■ What you should do:
Tally every line of the listing below that holds "know", then give the tally alone.

■ Source material:
———

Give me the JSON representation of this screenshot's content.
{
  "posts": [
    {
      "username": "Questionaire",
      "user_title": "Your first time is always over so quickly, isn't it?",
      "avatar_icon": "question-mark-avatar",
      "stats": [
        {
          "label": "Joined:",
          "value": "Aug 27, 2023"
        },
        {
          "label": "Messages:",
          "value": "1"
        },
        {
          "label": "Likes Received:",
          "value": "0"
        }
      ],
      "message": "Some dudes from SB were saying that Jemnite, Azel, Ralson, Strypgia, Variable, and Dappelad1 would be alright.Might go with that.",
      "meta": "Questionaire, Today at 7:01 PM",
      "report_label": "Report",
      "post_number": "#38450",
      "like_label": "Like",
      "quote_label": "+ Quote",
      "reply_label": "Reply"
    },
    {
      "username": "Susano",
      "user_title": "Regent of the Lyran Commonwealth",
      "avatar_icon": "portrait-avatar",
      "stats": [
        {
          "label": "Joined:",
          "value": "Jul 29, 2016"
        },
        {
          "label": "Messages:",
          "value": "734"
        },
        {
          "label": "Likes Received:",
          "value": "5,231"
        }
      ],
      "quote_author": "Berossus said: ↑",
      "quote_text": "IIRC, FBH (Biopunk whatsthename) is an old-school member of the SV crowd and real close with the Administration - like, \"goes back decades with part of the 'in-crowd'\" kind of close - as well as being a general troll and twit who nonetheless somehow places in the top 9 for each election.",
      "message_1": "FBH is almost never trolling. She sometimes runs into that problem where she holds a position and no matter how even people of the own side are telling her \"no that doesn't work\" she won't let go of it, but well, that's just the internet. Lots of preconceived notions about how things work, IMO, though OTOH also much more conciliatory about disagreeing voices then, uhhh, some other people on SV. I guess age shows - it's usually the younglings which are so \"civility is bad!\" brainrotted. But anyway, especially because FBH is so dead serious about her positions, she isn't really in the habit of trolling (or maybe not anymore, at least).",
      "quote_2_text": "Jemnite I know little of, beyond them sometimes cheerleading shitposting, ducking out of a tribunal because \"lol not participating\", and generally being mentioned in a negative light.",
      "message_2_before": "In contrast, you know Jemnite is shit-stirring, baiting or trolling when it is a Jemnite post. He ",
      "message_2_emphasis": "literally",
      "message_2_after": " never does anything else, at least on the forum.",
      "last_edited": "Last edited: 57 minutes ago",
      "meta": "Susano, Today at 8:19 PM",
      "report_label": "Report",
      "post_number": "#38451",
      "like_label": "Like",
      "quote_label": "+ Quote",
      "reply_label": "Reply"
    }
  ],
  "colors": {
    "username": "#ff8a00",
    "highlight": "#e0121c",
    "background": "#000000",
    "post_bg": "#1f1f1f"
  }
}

———

■ Exercise response:
2